(Items from a dataset)
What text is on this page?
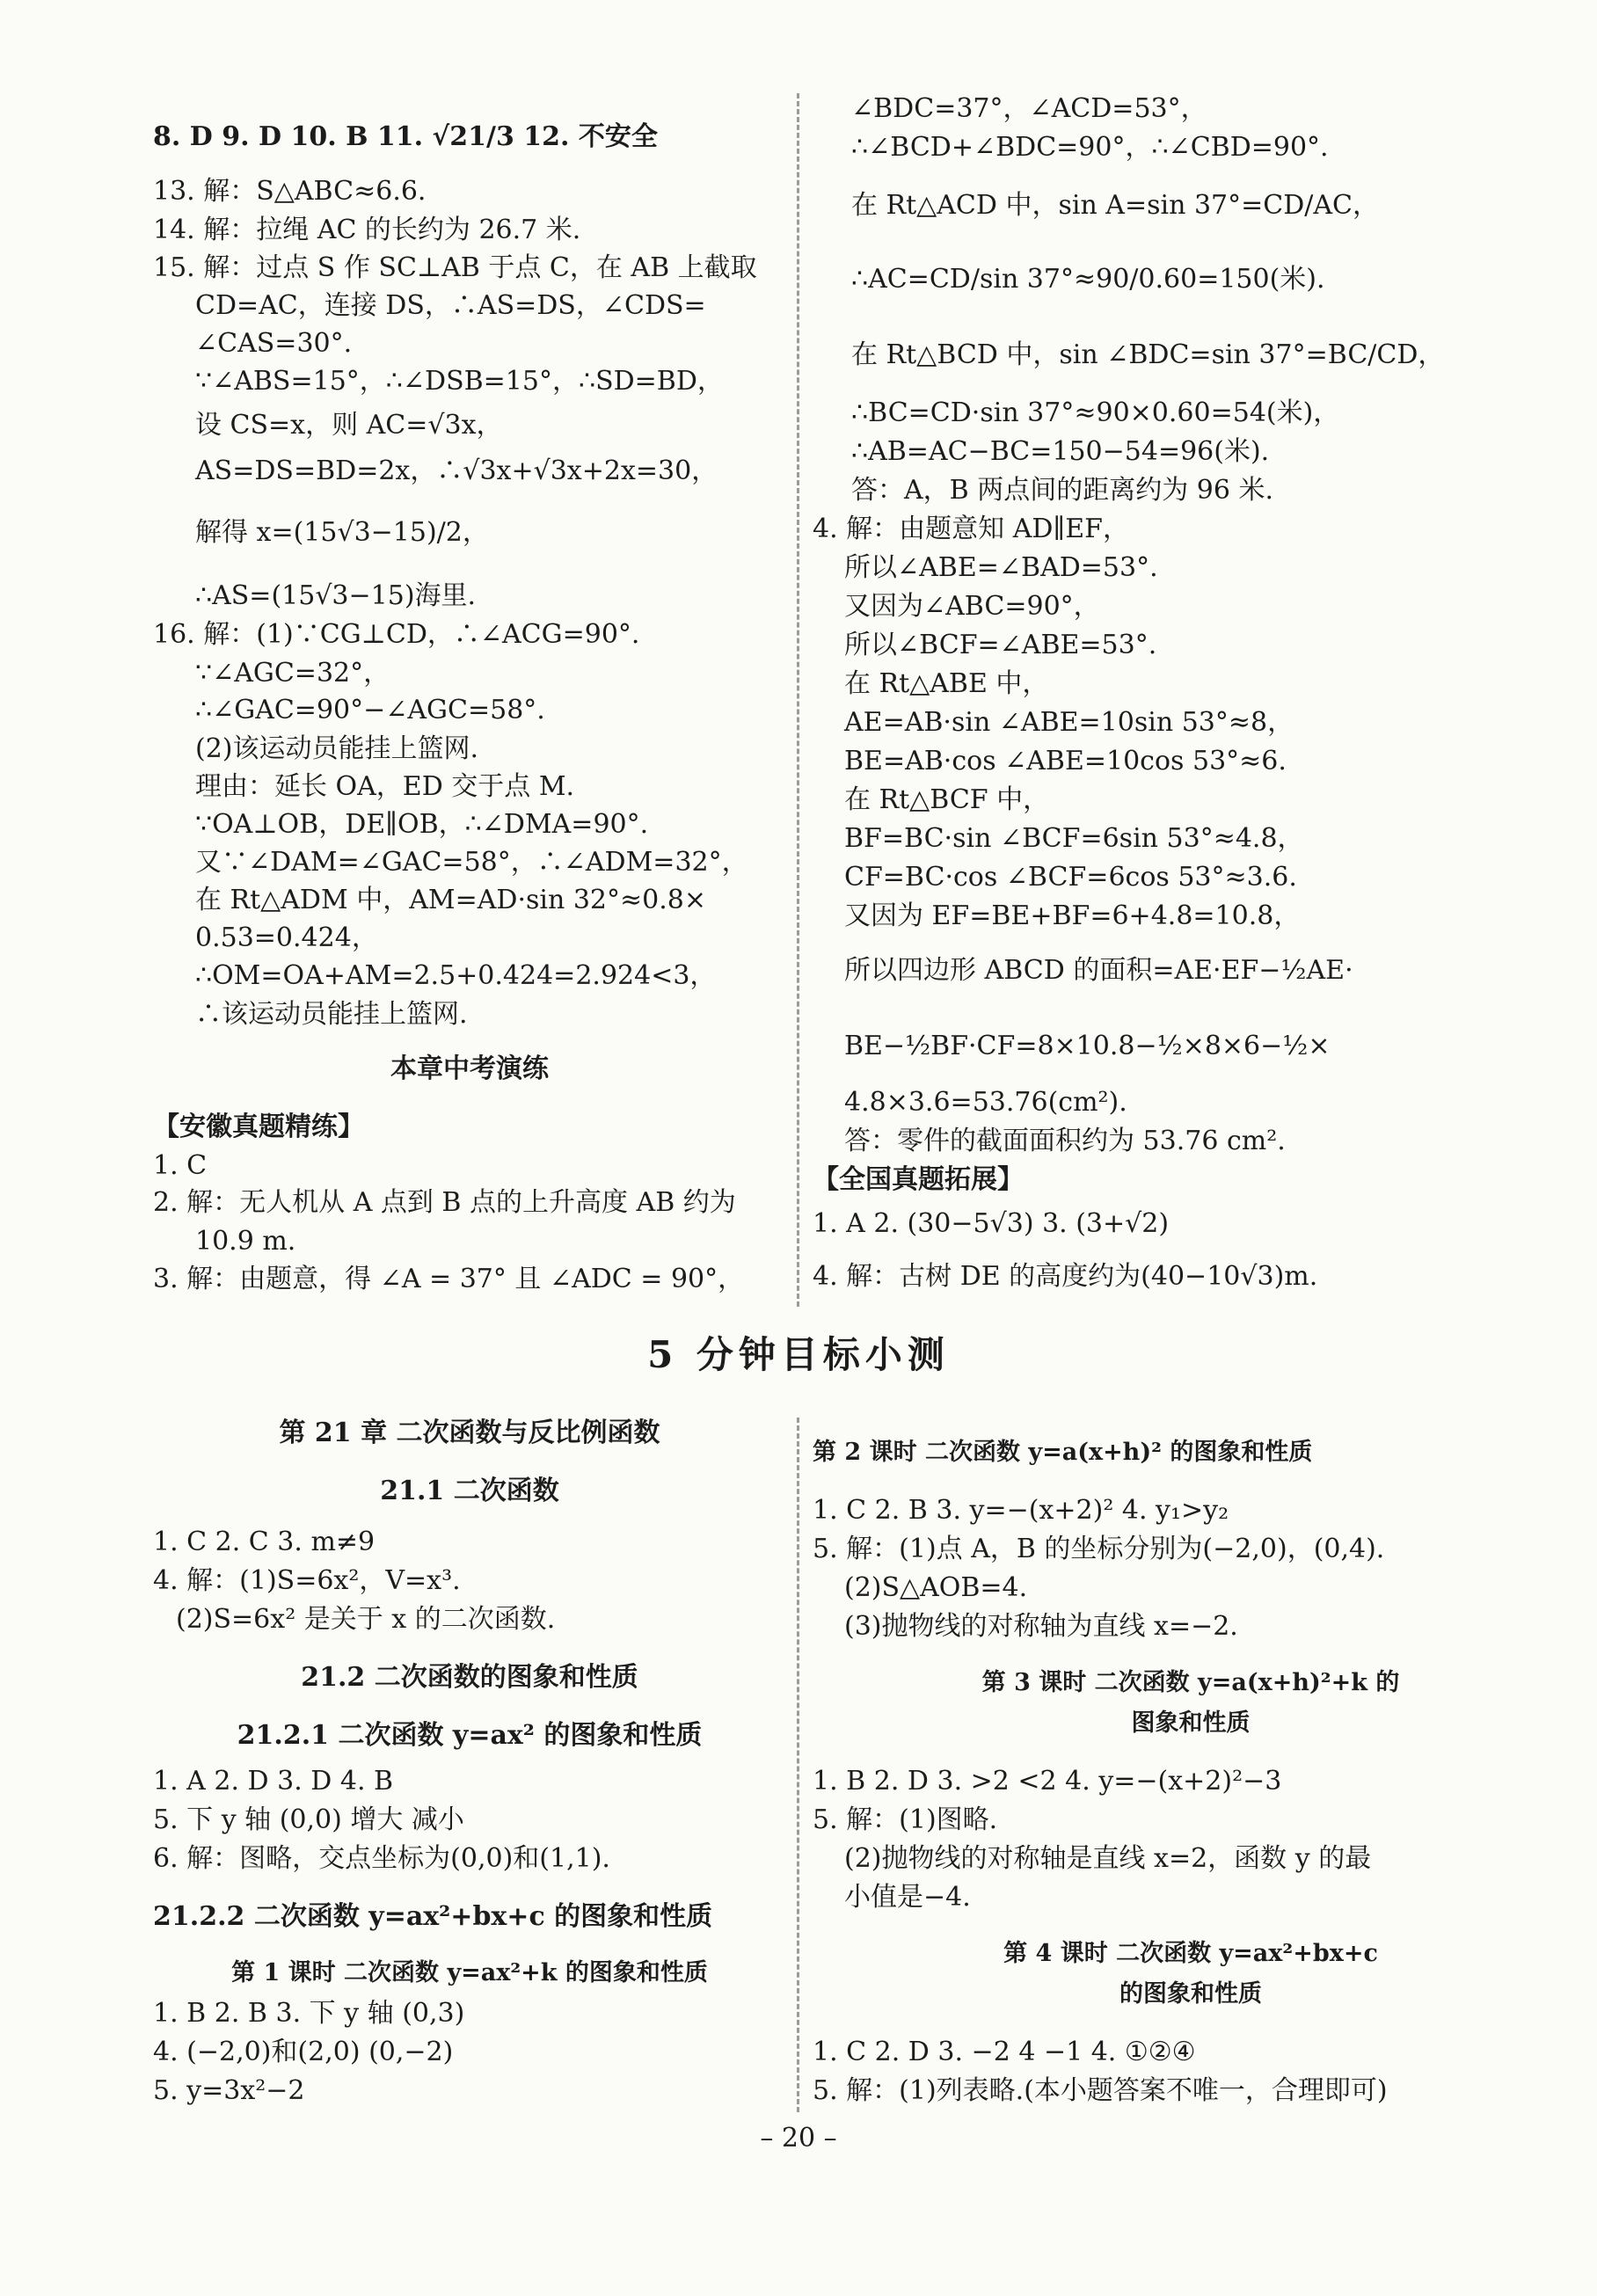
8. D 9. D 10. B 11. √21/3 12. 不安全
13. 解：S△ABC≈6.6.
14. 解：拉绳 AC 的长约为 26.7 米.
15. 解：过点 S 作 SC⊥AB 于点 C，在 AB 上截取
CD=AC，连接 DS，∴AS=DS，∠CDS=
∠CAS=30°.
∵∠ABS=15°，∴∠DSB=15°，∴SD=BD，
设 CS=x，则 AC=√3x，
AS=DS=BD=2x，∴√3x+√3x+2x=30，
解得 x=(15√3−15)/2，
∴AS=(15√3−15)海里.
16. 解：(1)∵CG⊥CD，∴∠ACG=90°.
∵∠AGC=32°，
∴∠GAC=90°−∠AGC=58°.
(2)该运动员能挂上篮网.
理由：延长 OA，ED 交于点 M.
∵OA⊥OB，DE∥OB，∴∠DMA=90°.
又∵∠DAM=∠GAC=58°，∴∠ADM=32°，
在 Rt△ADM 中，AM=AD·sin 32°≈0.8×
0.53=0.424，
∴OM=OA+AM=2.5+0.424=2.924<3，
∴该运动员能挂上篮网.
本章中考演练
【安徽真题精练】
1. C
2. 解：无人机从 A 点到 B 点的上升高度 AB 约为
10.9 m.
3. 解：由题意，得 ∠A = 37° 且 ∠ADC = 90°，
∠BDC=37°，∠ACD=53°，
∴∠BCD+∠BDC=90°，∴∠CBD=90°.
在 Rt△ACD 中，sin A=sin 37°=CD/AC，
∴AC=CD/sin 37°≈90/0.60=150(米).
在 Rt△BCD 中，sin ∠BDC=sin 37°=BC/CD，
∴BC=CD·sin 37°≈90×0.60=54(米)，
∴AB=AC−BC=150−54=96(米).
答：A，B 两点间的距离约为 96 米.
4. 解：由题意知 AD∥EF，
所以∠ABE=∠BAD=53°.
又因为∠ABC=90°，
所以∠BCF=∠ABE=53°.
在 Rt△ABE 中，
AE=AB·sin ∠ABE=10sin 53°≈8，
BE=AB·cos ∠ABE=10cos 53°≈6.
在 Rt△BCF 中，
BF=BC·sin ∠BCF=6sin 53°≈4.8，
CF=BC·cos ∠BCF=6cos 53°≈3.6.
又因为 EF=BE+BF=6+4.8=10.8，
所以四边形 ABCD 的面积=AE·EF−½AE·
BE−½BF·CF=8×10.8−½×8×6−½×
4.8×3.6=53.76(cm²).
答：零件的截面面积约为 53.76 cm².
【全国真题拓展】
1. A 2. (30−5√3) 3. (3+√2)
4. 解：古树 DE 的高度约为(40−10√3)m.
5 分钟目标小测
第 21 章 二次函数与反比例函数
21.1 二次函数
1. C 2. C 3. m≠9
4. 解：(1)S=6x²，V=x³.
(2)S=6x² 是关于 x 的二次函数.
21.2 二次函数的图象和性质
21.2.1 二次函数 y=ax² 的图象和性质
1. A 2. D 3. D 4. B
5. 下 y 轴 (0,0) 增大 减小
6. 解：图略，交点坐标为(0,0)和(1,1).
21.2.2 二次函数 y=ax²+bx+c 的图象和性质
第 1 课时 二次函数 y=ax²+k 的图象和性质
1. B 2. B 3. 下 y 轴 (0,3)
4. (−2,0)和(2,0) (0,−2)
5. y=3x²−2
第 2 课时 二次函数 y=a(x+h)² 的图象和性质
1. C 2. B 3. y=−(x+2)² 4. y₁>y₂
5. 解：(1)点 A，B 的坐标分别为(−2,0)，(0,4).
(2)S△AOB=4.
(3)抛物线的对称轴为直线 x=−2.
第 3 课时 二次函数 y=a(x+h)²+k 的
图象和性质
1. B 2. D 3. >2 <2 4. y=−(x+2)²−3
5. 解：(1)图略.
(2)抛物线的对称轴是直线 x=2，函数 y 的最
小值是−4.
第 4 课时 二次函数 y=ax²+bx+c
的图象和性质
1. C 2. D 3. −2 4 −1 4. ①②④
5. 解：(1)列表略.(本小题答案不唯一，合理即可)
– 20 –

==

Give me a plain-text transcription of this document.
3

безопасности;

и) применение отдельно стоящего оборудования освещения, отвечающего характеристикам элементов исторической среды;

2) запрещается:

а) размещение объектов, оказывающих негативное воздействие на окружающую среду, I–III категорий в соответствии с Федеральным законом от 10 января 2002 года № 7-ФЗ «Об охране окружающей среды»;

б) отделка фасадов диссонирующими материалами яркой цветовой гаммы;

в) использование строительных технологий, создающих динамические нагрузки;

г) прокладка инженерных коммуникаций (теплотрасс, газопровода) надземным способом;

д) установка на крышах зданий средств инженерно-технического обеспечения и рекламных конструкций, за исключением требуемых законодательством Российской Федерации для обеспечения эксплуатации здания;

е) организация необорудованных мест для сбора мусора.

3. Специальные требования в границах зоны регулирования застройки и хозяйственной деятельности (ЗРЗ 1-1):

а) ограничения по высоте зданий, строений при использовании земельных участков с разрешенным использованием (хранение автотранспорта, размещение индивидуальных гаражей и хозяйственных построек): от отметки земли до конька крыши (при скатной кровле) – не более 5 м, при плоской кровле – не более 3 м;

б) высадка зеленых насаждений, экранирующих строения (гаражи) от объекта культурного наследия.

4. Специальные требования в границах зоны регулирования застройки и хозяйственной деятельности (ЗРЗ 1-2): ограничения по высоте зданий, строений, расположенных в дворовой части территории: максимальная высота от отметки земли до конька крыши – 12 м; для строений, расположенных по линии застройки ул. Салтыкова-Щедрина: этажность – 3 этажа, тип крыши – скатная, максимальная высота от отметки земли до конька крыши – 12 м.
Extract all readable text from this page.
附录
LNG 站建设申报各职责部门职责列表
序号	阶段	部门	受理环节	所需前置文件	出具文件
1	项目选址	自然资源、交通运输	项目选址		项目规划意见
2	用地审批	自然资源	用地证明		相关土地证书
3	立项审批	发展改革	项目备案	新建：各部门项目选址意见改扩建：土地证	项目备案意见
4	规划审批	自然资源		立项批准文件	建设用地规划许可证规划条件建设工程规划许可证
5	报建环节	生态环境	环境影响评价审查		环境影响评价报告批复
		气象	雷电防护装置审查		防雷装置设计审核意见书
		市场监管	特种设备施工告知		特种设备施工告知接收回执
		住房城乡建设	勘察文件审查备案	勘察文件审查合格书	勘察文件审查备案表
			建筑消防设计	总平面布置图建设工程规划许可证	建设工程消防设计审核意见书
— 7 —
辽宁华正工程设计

Your goal:
Among the lines of the data, identify those with the word "конька". Copy each of them.

Written reply:
а) ограничения по высоте зданий, строений при использовании земельных участков с разрешенным использованием (хранение автотранспорта, размещение индивидуальных гаражей и хозяйственных построек): от отметки земли до конька крыши (при скатной кровле) – не более 5 м, при плоской кровле – не более 3 м;
4. Специальные требования в границах зоны регулирования застройки и хозяйственной деятельности (ЗРЗ 1-2): ограничения по высоте зданий, строений, расположенных в дворовой части территории: максимальная высота от отметки земли до конька крыши – 12 м; для строений, расположенных по линии застройки ул. Салтыкова-Щедрина: этажность – 3 этажа, тип крыши – скатная, максимальная высота от отметки земли до конька крыши – 12 м.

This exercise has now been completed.